◆ **RECORDS FOR THE TASK**
------------

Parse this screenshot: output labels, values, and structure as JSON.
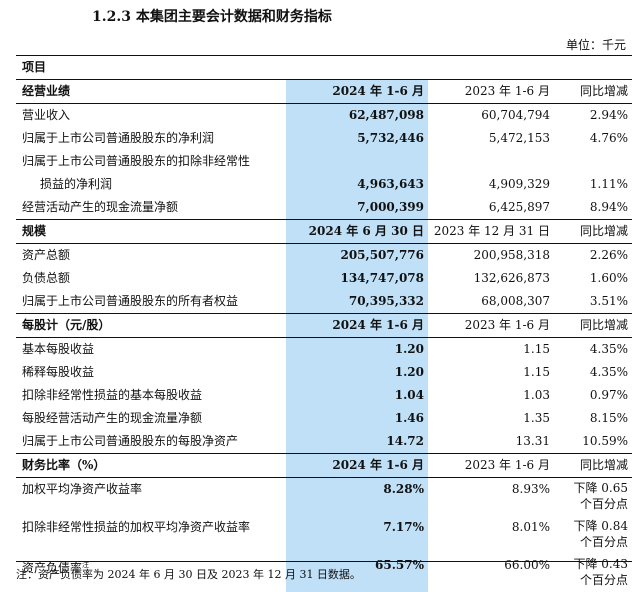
{
  "title": "1.2.3 本集团主要会计数据和财务指标",
  "unit": "单位：千元",
  "header_item": "项目",
  "sections": [
    {
      "label": "经营业绩",
      "col_current": "2024 年 1-6 月",
      "col_prior": "2023 年 1-6 月",
      "col_change": "同比增减",
      "rows": [
        {
          "label": "营业收入",
          "current": "62,487,098",
          "prior": "60,704,794",
          "change": "2.94%"
        },
        {
          "label": "归属于上市公司普通股股东的净利润",
          "current": "5,732,446",
          "prior": "5,472,153",
          "change": "4.76%"
        },
        {
          "label": "归属于上市公司普通股股东的扣除非经常性",
          "current": "",
          "prior": "",
          "change": ""
        },
        {
          "label": "损益的净利润",
          "current": "4,963,643",
          "prior": "4,909,329",
          "change": "1.11%"
        },
        {
          "label": "经营活动产生的现金流量净额",
          "current": "7,000,399",
          "prior": "6,425,897",
          "change": "8.94%"
        }
      ]
    },
    {
      "label": "规模",
      "col_current": "2024 年 6 月 30 日",
      "col_prior": "2023 年 12 月 31 日",
      "col_change": "同比增减",
      "rows": [
        {
          "label": "资产总额",
          "current": "205,507,776",
          "prior": "200,958,318",
          "change": "2.26%"
        },
        {
          "label": "负债总额",
          "current": "134,747,078",
          "prior": "132,626,873",
          "change": "1.60%"
        },
        {
          "label": "归属于上市公司普通股股东的所有者权益",
          "current": "70,395,332",
          "prior": "68,008,307",
          "change": "3.51%"
        }
      ]
    },
    {
      "label": "每股计（元/股）",
      "col_current": "2024 年 1-6 月",
      "col_prior": "2023 年 1-6 月",
      "col_change": "同比增减",
      "rows": [
        {
          "label": "基本每股收益",
          "current": "1.20",
          "prior": "1.15",
          "change": "4.35%"
        },
        {
          "label": "稀释每股收益",
          "current": "1.20",
          "prior": "1.15",
          "change": "4.35%"
        },
        {
          "label": "扣除非经常性损益的基本每股收益",
          "current": "1.04",
          "prior": "1.03",
          "change": "0.97%"
        },
        {
          "label": "每股经营活动产生的现金流量净额",
          "current": "1.46",
          "prior": "1.35",
          "change": "8.15%"
        },
        {
          "label": "归属于上市公司普通股股东的每股净资产",
          "current": "14.72",
          "prior": "13.31",
          "change": "10.59%"
        }
      ]
    },
    {
      "label": "财务比率（%）",
      "col_current": "2024 年 1-6 月",
      "col_prior": "2023 年 1-6 月",
      "col_change": "同比增减",
      "rows": [
        {
          "label": "加权平均净资产收益率",
          "current": "8.28%",
          "prior": "8.93%",
          "change": "下降 0.65 个百分点"
        },
        {
          "label": "扣除非经常性损益的加权平均净资产收益率",
          "current": "7.17%",
          "prior": "8.01%",
          "change": "下降 0.84 个百分点"
        },
        {
          "label": "资产负债率",
          "note_mark": "注",
          "current": "65.57%",
          "prior": "66.00%",
          "change": "下降 0.43 个百分点"
        }
      ]
    }
  ],
  "footnote": "注：资产负债率为 2024 年 6 月 30 日及 2023 年 12 月 31 日数据。"
}
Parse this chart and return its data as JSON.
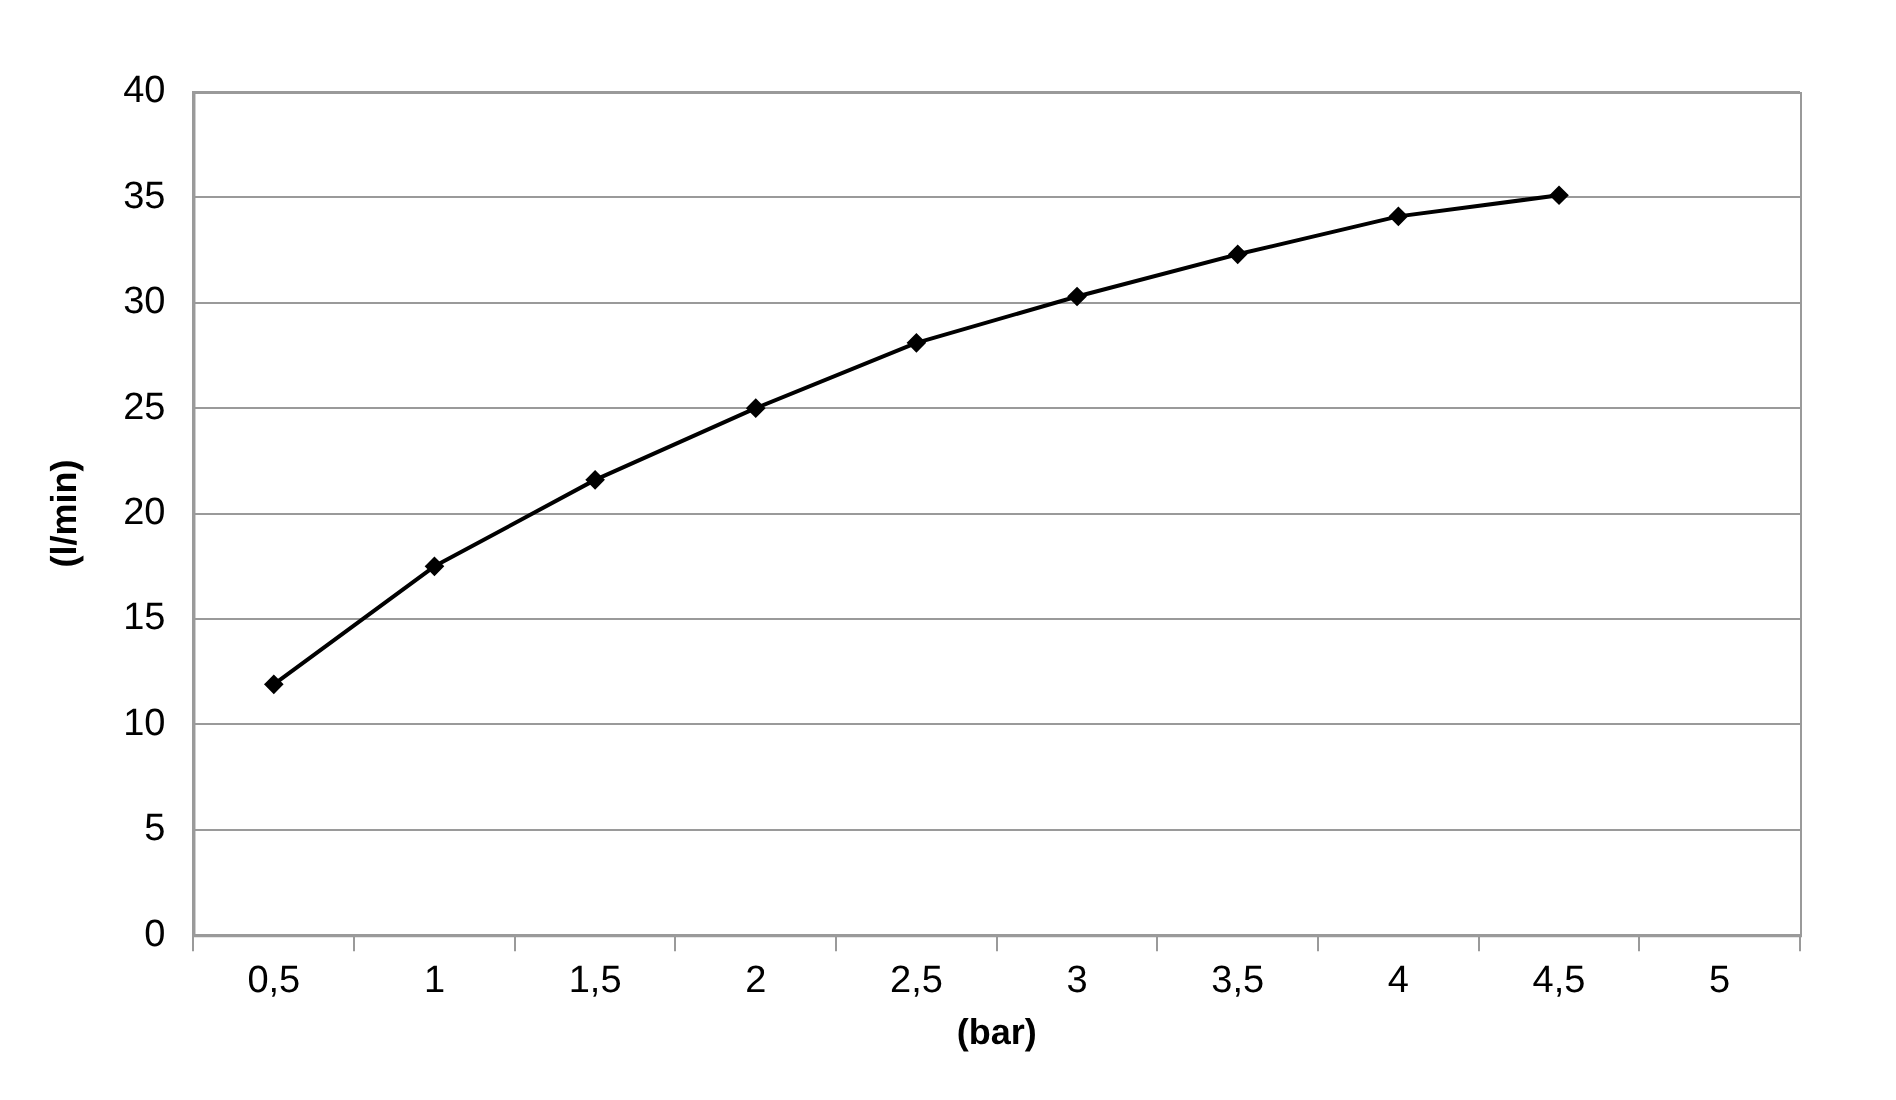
{
  "chart_data": {
    "type": "line",
    "xlabel": "(bar)",
    "ylabel": "(l/min)",
    "categories": [
      "0,5",
      "1",
      "1,5",
      "2",
      "2,5",
      "3",
      "3,5",
      "4",
      "4,5",
      "5"
    ],
    "series": [
      {
        "color": "#000000",
        "values": [
          11.9,
          17.5,
          21.6,
          25,
          28.1,
          30.3,
          32.3,
          34.1,
          35.1,
          null
        ]
      }
    ],
    "ylim": [
      0,
      40
    ],
    "yticks": [
      0,
      5,
      10,
      15,
      20,
      25,
      30,
      35,
      40
    ],
    "grid": "y",
    "legend": false,
    "marker": "diamond",
    "line_style": "solid"
  }
}
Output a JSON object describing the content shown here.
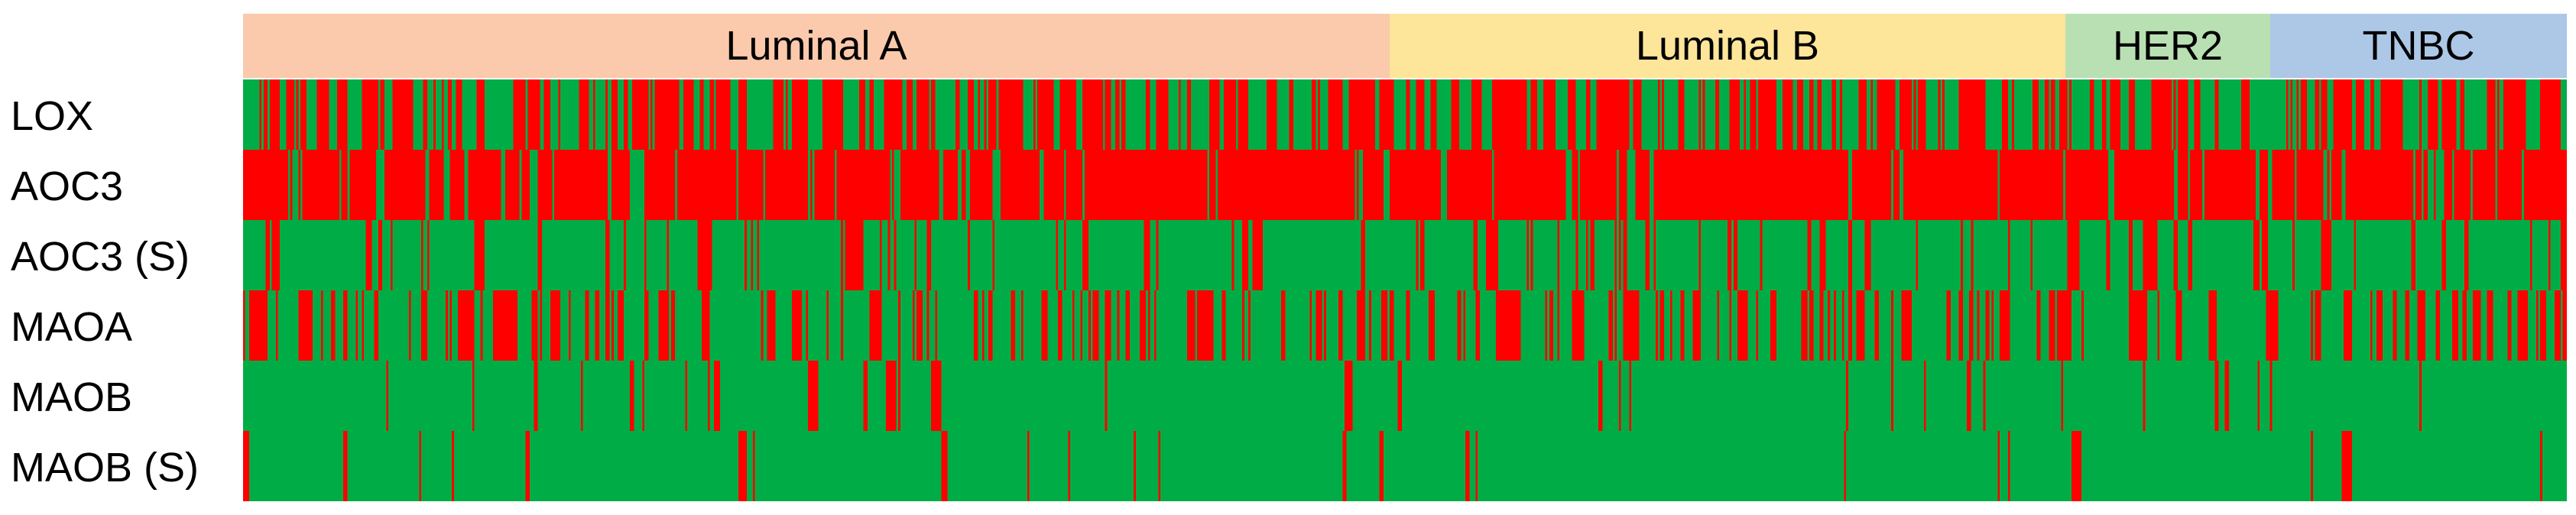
{
  "chart_data": {
    "type": "heatmap",
    "subtypes": [
      {
        "name": "Luminal A",
        "color": "#fbc9ab",
        "samples": 560
      },
      {
        "name": "Luminal B",
        "color": "#fde59a",
        "samples": 330
      },
      {
        "name": "HER2",
        "color": "#b9e0b2",
        "samples": 100
      },
      {
        "name": "TNBC",
        "color": "#adc7e6",
        "samples": 145
      }
    ],
    "rows": [
      {
        "gene": "LOX",
        "high_fraction": 0.38
      },
      {
        "gene": "AOC3",
        "high_fraction": 0.72
      },
      {
        "gene": "AOC3 (S)",
        "high_fraction": 0.2
      },
      {
        "gene": "MAOA",
        "high_fraction": 0.28
      },
      {
        "gene": "MAOB",
        "high_fraction": 0.1
      },
      {
        "gene": "MAOB (S)",
        "high_fraction": 0.12
      }
    ],
    "value_colors": {
      "high": "#ff0000",
      "low": "#00ac45"
    }
  }
}
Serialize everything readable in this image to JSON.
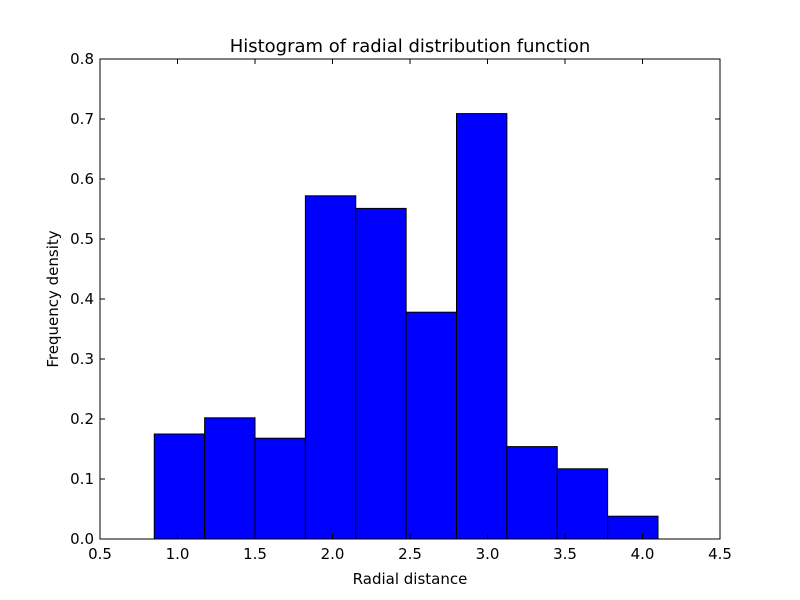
{
  "chart_data": {
    "type": "bar",
    "title": "Histogram of radial distribution function",
    "xlabel": "Radial distance",
    "ylabel": "Frequency density",
    "xlim": [
      0.5,
      4.5
    ],
    "ylim": [
      0.0,
      0.8
    ],
    "xticks": [
      "0.5",
      "1.0",
      "1.5",
      "2.0",
      "2.5",
      "3.0",
      "3.5",
      "4.0",
      "4.5"
    ],
    "yticks": [
      "0.0",
      "0.1",
      "0.2",
      "0.3",
      "0.4",
      "0.5",
      "0.6",
      "0.7",
      "0.8"
    ],
    "grid": false,
    "bins": [
      {
        "x0": 0.85,
        "x1": 1.175,
        "value": 0.175
      },
      {
        "x0": 1.175,
        "x1": 1.5,
        "value": 0.202
      },
      {
        "x0": 1.5,
        "x1": 1.825,
        "value": 0.168
      },
      {
        "x0": 1.825,
        "x1": 2.15,
        "value": 0.572
      },
      {
        "x0": 2.15,
        "x1": 2.475,
        "value": 0.551
      },
      {
        "x0": 2.475,
        "x1": 2.8,
        "value": 0.378
      },
      {
        "x0": 2.8,
        "x1": 3.125,
        "value": 0.709
      },
      {
        "x0": 3.125,
        "x1": 3.45,
        "value": 0.154
      },
      {
        "x0": 3.45,
        "x1": 3.775,
        "value": 0.117
      },
      {
        "x0": 3.775,
        "x1": 4.1,
        "value": 0.038
      }
    ],
    "bar_color": "#0000ff",
    "edge_color": "#000000"
  }
}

------------

Isolate the lines that hold the word "ylabel" and copy all of them.

    "ylabel": "(l/min)",
    "ylabel": "Frequency density",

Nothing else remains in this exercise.